Reproduce every one of the lines below verbatim, omitting any pictures from your copy.

** Start Data entries **

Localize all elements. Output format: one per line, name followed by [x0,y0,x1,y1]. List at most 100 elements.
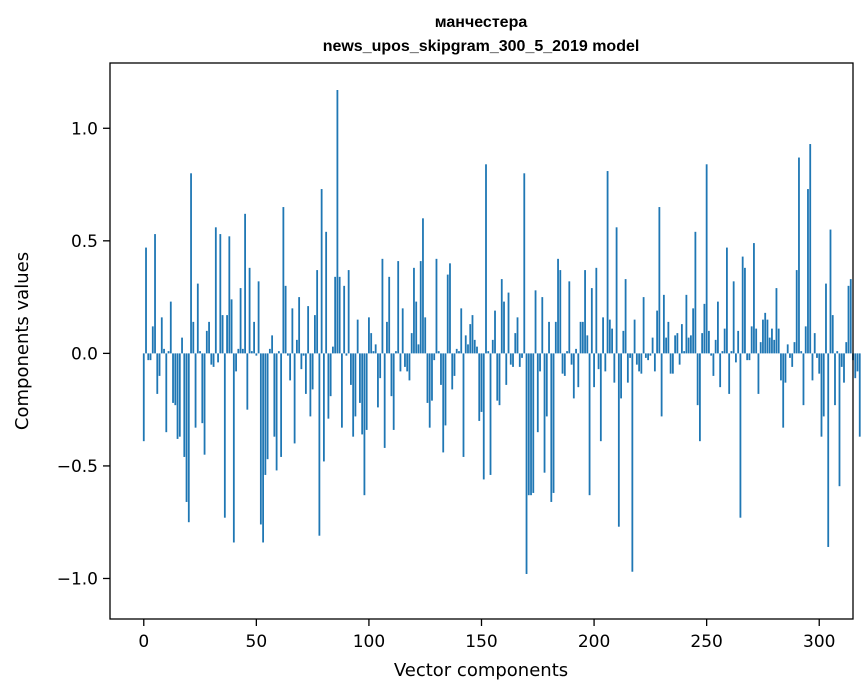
bar [617,353,620,527]
bar [165,353,168,433]
plot-frame [109,62,854,620]
bar [187,353,190,523]
bar [836,351,839,354]
bar [640,353,643,374]
bar [205,330,208,354]
bar [469,324,472,354]
bar [838,353,841,487]
bar [232,353,235,543]
bar [329,353,332,397]
bar [739,353,742,518]
bar [804,326,807,354]
bar [176,353,179,439]
bar [527,353,530,496]
bar [674,335,677,354]
bar [692,308,695,354]
bar [408,353,411,381]
bar [741,256,744,354]
bar [145,247,147,354]
bar [568,281,571,354]
bar [428,353,431,428]
bar [701,333,704,354]
bar [244,213,246,354]
bar [322,353,325,462]
bar [302,353,305,356]
bar [370,333,373,354]
bar [350,353,352,385]
bar [386,321,388,354]
bar [771,328,773,354]
bar [237,348,240,354]
bar [334,276,337,354]
bar [433,353,436,361]
bar [201,353,204,424]
bar [856,353,859,372]
bar [239,288,242,354]
x-tick-label: 50 [246,632,268,652]
bar [289,353,292,381]
bar [662,294,665,354]
bar [156,353,159,394]
bar [651,337,654,354]
bar [789,353,791,358]
bar [442,353,445,453]
bar [723,328,726,354]
bar [638,353,641,372]
x-tick-label: 150 [465,632,497,652]
bar [669,353,672,374]
bar [611,328,613,354]
bar [626,353,629,383]
bar [503,301,505,354]
bar [372,351,375,354]
bar [316,270,319,354]
y-axis-label: Components values [12,252,33,430]
bar [253,321,255,354]
bar [753,243,755,354]
bar [147,353,150,361]
bar [212,353,215,367]
bar [221,315,224,354]
bar [390,353,393,397]
bar [530,353,532,496]
bar [757,353,760,394]
bar [541,297,544,354]
bar [613,353,616,383]
bar [482,353,485,480]
bar [392,353,395,430]
bar [800,351,803,354]
bar [786,344,789,354]
y-tick-label: 0.0 [71,344,98,364]
bar [235,353,237,372]
bar [624,279,627,354]
bar [500,279,503,354]
bar [550,353,553,502]
bar [581,321,584,354]
bar [266,353,269,460]
bar [257,281,260,354]
bar [784,353,787,383]
bar [361,353,364,435]
bar [419,261,422,354]
x-tick-label: 300 [803,632,835,652]
bar [395,351,397,354]
bar [250,351,253,354]
bar [811,353,814,381]
bar [226,315,228,354]
y-tick-label: −0.5 [57,457,98,477]
bar [809,144,812,354]
bar [406,353,409,372]
bar [446,274,449,354]
bar [534,290,537,354]
bar [554,321,557,354]
bar [685,294,688,354]
bar [345,353,348,356]
bar [485,164,487,354]
bar [782,353,785,428]
bar [379,353,382,379]
bar [597,353,600,370]
bar [174,353,177,406]
bar [737,330,740,354]
bar [280,353,283,457]
bar [590,288,593,354]
bar [284,285,287,354]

** End Data entries **

- **Response to this task**:
Localize all elements. Output format: one per line, name followed by [x0,y0,x1,y1]. List at most 100 elements.
bar [617,353,620,527]
bar [165,353,168,433]
plot-frame [109,62,854,620]
bar [187,353,190,523]
bar [836,351,839,354]
bar [640,353,643,374]
bar [205,330,208,354]
bar [469,324,472,354]
bar [838,353,841,487]
bar [232,353,235,543]
bar [329,353,332,397]
bar [739,353,742,518]
bar [804,326,807,354]
bar [176,353,179,439]
bar [527,353,530,496]
bar [674,335,677,354]
bar [692,308,695,354]
bar [408,353,411,381]
bar [741,256,744,354]
bar [145,247,147,354]
bar [568,281,571,354]
bar [428,353,431,428]
bar [701,333,704,354]
bar [244,213,246,354]
bar [322,353,325,462]
bar [302,353,305,356]
bar [370,333,373,354]
bar [350,353,352,385]
bar [386,321,388,354]
bar [771,328,773,354]
bar [237,348,240,354]
bar [334,276,337,354]
bar [433,353,436,361]
bar [201,353,204,424]
bar [856,353,859,372]
bar [239,288,242,354]
x-tick-label: 50 [246,632,268,652]
bar [289,353,292,381]
bar [662,294,665,354]
bar [156,353,159,394]
bar [651,337,654,354]
bar [789,353,791,358]
bar [442,353,445,453]
bar [723,328,726,354]
bar [638,353,641,372]
x-tick-label: 150 [465,632,497,652]
bar [669,353,672,374]
bar [611,328,613,354]
bar [626,353,629,383]
bar [503,301,505,354]
bar [372,351,375,354]
bar [316,270,319,354]
y-axis-label: Components values [12,252,33,430]
bar [253,321,255,354]
bar [753,243,755,354]
bar [147,353,150,361]
bar [212,353,215,367]
bar [221,315,224,354]
bar [390,353,393,397]
bar [530,353,532,496]
bar [757,353,760,394]
bar [541,297,544,354]
bar [613,353,616,383]
bar [482,353,485,480]
bar [392,353,395,430]
bar [800,351,803,354]
bar [786,344,789,354]
y-tick-label: 0.0 [71,344,98,364]
bar [235,353,237,372]
bar [624,279,627,354]
bar [500,279,503,354]
bar [550,353,553,502]
bar [581,321,584,354]
bar [266,353,269,460]
bar [257,281,260,354]
bar [784,353,787,383]
bar [361,353,364,435]
bar [419,261,422,354]
x-tick-label: 300 [803,632,835,652]
bar [395,351,397,354]
bar [250,351,253,354]
bar [811,353,814,381]
bar [226,315,228,354]
y-tick-label: −0.5 [57,457,98,477]
bar [809,144,812,354]
bar [406,353,409,372]
bar [446,274,449,354]
bar [534,290,537,354]
bar [554,321,557,354]
bar [685,294,688,354]
bar [345,353,348,356]
bar [485,164,487,354]
bar [782,353,785,428]
bar [379,353,382,379]
bar [597,353,600,370]
bar [174,353,177,406]
bar [737,330,740,354]
bar [280,353,283,457]
bar [590,288,593,354]
bar [284,285,287,354]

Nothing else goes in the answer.